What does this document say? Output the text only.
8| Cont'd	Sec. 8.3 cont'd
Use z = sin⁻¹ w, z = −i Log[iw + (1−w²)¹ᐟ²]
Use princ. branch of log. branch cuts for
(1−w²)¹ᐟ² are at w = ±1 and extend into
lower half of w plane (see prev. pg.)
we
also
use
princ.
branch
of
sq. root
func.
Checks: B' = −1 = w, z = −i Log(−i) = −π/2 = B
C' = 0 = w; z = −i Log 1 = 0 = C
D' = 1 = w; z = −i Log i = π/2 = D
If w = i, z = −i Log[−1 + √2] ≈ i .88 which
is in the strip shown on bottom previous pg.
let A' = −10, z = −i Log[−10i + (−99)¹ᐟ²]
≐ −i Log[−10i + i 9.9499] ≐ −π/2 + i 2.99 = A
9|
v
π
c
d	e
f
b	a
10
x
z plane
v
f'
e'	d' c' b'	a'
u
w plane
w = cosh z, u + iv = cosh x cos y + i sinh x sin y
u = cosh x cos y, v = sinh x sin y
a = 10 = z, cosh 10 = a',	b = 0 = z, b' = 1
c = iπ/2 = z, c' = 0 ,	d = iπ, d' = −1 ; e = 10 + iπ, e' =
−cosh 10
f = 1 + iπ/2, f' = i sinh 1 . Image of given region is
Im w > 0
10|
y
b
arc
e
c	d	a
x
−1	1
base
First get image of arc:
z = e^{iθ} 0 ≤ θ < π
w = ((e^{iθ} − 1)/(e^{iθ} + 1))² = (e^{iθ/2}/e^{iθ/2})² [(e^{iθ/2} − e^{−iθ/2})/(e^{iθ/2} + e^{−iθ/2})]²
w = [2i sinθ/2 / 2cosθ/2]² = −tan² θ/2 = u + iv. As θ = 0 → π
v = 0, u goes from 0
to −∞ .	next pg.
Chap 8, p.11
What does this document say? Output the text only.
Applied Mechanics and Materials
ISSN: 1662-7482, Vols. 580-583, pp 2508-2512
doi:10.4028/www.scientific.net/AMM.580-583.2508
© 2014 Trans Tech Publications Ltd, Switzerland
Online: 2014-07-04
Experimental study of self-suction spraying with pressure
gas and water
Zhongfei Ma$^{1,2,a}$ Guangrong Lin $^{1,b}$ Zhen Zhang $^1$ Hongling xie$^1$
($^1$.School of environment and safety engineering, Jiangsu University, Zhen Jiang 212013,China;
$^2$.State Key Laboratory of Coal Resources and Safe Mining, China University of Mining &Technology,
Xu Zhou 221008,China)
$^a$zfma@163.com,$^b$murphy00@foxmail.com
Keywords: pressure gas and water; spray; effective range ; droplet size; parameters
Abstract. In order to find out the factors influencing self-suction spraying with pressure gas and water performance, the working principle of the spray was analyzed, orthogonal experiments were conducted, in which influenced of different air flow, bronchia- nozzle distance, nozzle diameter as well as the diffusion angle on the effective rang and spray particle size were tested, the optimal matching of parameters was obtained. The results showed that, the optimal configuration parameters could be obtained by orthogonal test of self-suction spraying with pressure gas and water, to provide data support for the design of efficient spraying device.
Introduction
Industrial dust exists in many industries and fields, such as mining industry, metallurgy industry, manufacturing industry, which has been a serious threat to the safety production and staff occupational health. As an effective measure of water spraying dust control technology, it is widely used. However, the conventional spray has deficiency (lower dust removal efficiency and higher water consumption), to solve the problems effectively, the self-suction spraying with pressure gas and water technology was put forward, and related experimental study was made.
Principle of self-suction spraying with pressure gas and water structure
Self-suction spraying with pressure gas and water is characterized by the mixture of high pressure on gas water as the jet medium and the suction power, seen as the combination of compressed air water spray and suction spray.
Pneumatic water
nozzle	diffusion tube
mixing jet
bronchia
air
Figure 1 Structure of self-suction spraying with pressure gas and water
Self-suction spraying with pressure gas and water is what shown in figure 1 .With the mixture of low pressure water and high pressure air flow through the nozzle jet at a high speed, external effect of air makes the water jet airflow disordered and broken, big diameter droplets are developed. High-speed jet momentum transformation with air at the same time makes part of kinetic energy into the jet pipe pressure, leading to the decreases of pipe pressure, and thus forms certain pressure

* * *

### Stated exercise
Return each entry from the material above exactly as it appears.

### Exercise solution
What does this document say? Output the text only.
8| Cont'd	Sec. 8.3 cont'd
Use z = sin⁻¹ w, z = −i Log[iw + (1−w²)¹ᐟ²]
Use princ. branch of log. branch cuts for
(1−w²)¹ᐟ² are at w = ±1 and extend into
lower half of w plane (see prev. pg.)
we
also
use
princ.
branch
of
sq. root
func.
Checks: B' = −1 = w, z = −i Log(−i) = −π/2 = B
C' = 0 = w; z = −i Log 1 = 0 = C
D' = 1 = w; z = −i Log i = π/2 = D
If w = i, z = −i Log[−1 + √2] ≈ i .88 which
is in the strip shown on bottom previous pg.
let A' = −10, z = −i Log[−10i + (−99)¹ᐟ²]
≐ −i Log[−10i + i 9.9499] ≐ −π/2 + i 2.99 = A
9|
v
π
c
d	e
f
b	a
10
x
z plane
v
f'
e'	d' c' b'	a'
u
w plane
w = cosh z, u + iv = cosh x cos y + i sinh x sin y
u = cosh x cos y, v = sinh x sin y
a = 10 = z, cosh 10 = a',	b = 0 = z, b' = 1
c = iπ/2 = z, c' = 0 ,	d = iπ, d' = −1 ; e = 10 + iπ, e' =
−cosh 10
f = 1 + iπ/2, f' = i sinh 1 . Image of given region is
Im w > 0
10|
y
b
arc
e
c	d	a
x
−1	1
base
First get image of arc:
z = e^{iθ} 0 ≤ θ < π
w = ((e^{iθ} − 1)/(e^{iθ} + 1))² = (e^{iθ/2}/e^{iθ/2})² [(e^{iθ/2} − e^{−iθ/2})/(e^{iθ/2} + e^{−iθ/2})]²
w = [2i sinθ/2 / 2cosθ/2]² = −tan² θ/2 = u + iv. As θ = 0 → π
v = 0, u goes from 0
to −∞ .	next pg.
Chap 8, p.11
What does this document say? Output the text only.
Applied Mechanics and Materials
ISSN: 1662-7482, Vols. 580-583, pp 2508-2512
doi:10.4028/www.scientific.net/AMM.580-583.2508
© 2014 Trans Tech Publications Ltd, Switzerland
Online: 2014-07-04
Experimental study of self-suction spraying with pressure
gas and water
Zhongfei Ma$^{1,2,a}$ Guangrong Lin $^{1,b}$ Zhen Zhang $^1$ Hongling xie$^1$
($^1$.School of environment and safety engineering, Jiangsu University, Zhen Jiang 212013,China;
$^2$.State Key Laboratory of Coal Resources and Safe Mining, China University of Mining &Technology,
Xu Zhou 221008,China)
$^a$zfma@163.com,$^b$murphy00@foxmail.com
Keywords: pressure gas and water; spray; effective range ; droplet size; parameters
Abstract. In order to find out the factors influencing self-suction spraying with pressure gas and water performance, the working principle of the spray was analyzed, orthogonal experiments were conducted, in which influenced of different air flow, bronchia- nozzle distance, nozzle diameter as well as the diffusion angle on the effective rang and spray particle size were tested, the optimal matching of parameters was obtained. The results showed that, the optimal configuration parameters could be obtained by orthogonal test of self-suction spraying with pressure gas and water, to provide data support for the design of efficient spraying device.
Introduction
Industrial dust exists in many industries and fields, such as mining industry, metallurgy industry, manufacturing industry, which has been a serious threat to the safety production and staff occupational health. As an effective measure of water spraying dust control technology, it is widely used. However, the conventional spray has deficiency (lower dust removal efficiency and higher water consumption), to solve the problems effectively, the self-suction spraying with pressure gas and water technology was put forward, and related experimental study was made.
Principle of self-suction spraying with pressure gas and water structure
Self-suction spraying with pressure gas and water is characterized by the mixture of high pressure on gas water as the jet medium and the suction power, seen as the combination of compressed air water spray and suction spray.
Pneumatic water
nozzle	diffusion tube
mixing jet
bronchia
air
Figure 1 Structure of self-suction spraying with pressure gas and water
Self-suction spraying with pressure gas and water is what shown in figure 1 .With the mixture of low pressure water and high pressure air flow through the nozzle jet at a high speed, external effect of air makes the water jet airflow disordered and broken, big diameter droplets are developed. High-speed jet momentum transformation with air at the same time makes part of kinetic energy into the jet pipe pressure, leading to the decreases of pipe pressure, and thus forms certain pressure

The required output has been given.